Set problem
Each line containing the word "Output" must be collected.
[START Provided entries]
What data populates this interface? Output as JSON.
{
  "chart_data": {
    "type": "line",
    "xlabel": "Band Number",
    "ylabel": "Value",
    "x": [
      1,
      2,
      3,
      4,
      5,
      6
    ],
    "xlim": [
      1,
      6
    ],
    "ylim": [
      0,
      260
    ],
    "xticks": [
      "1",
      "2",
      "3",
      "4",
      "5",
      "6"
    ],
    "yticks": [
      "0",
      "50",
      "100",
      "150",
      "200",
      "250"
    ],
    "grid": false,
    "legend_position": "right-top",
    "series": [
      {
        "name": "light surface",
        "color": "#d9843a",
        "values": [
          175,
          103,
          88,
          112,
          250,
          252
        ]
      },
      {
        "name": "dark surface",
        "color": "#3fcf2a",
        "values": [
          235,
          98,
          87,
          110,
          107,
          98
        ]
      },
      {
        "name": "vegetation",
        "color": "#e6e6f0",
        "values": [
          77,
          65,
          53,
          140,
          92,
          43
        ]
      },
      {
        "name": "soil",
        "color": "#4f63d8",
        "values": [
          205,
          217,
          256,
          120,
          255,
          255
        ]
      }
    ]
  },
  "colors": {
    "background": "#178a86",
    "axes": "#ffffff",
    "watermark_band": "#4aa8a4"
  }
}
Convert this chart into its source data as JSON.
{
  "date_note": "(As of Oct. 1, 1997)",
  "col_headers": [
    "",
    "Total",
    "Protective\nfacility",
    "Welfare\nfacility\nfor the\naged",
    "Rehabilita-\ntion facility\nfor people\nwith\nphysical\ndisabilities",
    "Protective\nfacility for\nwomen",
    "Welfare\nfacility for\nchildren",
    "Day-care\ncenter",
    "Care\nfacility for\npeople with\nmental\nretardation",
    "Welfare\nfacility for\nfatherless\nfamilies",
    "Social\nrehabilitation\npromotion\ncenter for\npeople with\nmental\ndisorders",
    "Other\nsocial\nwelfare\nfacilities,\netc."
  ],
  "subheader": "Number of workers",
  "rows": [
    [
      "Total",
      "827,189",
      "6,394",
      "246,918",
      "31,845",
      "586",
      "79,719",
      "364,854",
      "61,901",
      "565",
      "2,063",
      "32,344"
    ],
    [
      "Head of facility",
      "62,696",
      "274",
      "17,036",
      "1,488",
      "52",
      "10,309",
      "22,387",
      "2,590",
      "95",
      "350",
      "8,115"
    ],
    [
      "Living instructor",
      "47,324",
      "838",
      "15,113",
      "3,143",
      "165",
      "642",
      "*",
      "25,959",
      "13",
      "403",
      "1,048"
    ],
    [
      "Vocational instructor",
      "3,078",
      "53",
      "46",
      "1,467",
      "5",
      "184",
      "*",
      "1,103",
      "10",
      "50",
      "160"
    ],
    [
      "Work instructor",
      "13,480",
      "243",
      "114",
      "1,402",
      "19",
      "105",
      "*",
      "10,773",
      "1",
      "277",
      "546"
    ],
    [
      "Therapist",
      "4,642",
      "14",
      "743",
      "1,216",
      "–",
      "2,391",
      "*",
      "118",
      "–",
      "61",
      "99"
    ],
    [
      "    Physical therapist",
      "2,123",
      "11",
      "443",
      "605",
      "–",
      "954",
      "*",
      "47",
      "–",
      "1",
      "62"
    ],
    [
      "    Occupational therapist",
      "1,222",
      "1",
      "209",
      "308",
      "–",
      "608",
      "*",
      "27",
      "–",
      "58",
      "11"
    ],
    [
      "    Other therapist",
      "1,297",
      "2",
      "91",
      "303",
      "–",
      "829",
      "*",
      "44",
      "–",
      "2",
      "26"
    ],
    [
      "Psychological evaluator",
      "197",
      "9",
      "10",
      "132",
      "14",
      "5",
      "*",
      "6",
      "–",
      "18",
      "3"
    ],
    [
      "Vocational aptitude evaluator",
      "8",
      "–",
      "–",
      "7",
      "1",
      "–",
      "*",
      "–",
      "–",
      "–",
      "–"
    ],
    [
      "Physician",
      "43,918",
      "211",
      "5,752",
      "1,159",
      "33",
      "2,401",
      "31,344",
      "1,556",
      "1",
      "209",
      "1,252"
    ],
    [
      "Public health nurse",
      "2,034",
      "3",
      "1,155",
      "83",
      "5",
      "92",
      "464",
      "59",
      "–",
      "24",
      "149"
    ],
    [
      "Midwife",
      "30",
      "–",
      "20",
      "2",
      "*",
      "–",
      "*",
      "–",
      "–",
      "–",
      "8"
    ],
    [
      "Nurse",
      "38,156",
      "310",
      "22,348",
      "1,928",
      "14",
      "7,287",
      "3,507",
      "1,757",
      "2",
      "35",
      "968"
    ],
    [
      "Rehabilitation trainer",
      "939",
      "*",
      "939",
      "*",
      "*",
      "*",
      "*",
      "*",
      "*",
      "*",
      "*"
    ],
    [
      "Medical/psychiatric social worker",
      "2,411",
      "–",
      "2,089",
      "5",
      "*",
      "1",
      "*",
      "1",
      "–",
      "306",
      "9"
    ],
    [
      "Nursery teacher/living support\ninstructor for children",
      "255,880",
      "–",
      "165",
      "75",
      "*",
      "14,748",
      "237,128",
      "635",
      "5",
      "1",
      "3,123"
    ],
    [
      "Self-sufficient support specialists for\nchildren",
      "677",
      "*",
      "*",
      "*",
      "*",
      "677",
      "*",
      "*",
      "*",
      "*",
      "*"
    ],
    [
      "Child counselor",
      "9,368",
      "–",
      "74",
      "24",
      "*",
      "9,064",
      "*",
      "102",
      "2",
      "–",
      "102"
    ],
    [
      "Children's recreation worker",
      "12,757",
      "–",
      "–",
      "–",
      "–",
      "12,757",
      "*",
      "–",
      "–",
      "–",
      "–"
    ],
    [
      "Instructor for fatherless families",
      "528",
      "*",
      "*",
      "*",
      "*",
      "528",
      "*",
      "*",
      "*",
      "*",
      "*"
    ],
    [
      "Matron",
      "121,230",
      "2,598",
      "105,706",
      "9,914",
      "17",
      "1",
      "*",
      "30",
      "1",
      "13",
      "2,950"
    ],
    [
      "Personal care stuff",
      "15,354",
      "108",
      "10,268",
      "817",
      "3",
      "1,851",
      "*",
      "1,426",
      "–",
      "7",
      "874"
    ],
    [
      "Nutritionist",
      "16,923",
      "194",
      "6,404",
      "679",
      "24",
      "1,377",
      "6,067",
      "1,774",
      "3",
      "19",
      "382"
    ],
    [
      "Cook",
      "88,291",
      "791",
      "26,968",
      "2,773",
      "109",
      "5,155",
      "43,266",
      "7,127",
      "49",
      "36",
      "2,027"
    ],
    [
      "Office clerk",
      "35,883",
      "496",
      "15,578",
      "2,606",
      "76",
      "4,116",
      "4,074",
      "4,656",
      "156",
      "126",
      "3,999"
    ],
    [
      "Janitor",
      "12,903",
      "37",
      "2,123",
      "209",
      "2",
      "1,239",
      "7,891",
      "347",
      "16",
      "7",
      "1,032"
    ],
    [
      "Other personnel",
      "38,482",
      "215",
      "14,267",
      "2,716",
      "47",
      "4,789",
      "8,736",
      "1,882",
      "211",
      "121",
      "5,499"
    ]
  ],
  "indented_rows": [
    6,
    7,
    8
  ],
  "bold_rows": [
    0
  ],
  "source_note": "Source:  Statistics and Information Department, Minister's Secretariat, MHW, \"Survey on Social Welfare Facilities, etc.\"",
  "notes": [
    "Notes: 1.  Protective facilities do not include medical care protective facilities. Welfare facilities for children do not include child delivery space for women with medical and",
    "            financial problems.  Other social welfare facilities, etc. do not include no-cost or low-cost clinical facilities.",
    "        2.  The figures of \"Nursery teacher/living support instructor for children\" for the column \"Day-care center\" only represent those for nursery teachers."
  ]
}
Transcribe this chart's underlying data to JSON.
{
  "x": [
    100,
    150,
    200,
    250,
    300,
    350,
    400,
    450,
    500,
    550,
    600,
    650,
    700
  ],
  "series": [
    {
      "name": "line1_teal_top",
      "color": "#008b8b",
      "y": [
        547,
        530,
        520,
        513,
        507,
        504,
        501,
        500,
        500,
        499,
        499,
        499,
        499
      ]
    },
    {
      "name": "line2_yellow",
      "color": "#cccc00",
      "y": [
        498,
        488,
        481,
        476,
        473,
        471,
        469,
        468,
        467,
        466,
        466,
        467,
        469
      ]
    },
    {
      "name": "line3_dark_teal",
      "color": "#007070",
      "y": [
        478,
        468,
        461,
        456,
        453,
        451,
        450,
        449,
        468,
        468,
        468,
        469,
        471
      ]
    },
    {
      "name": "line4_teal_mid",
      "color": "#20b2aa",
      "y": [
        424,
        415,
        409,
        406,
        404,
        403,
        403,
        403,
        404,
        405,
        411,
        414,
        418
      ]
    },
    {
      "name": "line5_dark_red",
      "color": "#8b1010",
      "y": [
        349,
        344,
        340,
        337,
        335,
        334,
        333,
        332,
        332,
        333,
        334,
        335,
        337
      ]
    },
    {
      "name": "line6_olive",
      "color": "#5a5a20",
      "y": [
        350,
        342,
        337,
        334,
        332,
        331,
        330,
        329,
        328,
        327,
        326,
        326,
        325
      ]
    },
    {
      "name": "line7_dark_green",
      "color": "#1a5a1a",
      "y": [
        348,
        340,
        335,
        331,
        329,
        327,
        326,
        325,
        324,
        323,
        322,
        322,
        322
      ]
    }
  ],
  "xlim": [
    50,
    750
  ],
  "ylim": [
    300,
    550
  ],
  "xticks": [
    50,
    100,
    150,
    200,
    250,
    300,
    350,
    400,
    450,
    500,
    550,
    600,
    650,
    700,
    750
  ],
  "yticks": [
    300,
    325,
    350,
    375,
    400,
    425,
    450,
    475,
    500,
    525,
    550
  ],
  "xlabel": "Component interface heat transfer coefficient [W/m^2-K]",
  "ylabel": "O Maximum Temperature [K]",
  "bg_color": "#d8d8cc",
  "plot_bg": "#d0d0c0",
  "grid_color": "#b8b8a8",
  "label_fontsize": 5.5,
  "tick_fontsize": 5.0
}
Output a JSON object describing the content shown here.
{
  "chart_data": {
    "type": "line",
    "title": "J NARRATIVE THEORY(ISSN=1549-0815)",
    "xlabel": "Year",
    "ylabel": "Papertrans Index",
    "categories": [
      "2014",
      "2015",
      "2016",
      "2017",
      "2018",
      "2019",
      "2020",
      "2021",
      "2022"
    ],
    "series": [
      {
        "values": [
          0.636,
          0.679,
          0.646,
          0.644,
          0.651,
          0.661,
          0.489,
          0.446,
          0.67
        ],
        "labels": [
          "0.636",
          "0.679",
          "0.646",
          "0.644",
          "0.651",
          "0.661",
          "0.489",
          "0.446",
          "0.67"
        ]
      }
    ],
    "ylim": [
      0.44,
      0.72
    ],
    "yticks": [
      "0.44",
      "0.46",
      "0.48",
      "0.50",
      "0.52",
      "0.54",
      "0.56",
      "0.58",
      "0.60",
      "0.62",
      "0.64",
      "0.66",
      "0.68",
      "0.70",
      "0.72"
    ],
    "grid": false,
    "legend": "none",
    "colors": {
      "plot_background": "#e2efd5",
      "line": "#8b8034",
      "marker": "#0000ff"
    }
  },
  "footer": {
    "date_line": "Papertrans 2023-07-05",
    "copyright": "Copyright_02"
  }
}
[END Provided entries]
Answer in full
What data populates this interface? Output as JSON.
Output a JSON object describing the content shown here.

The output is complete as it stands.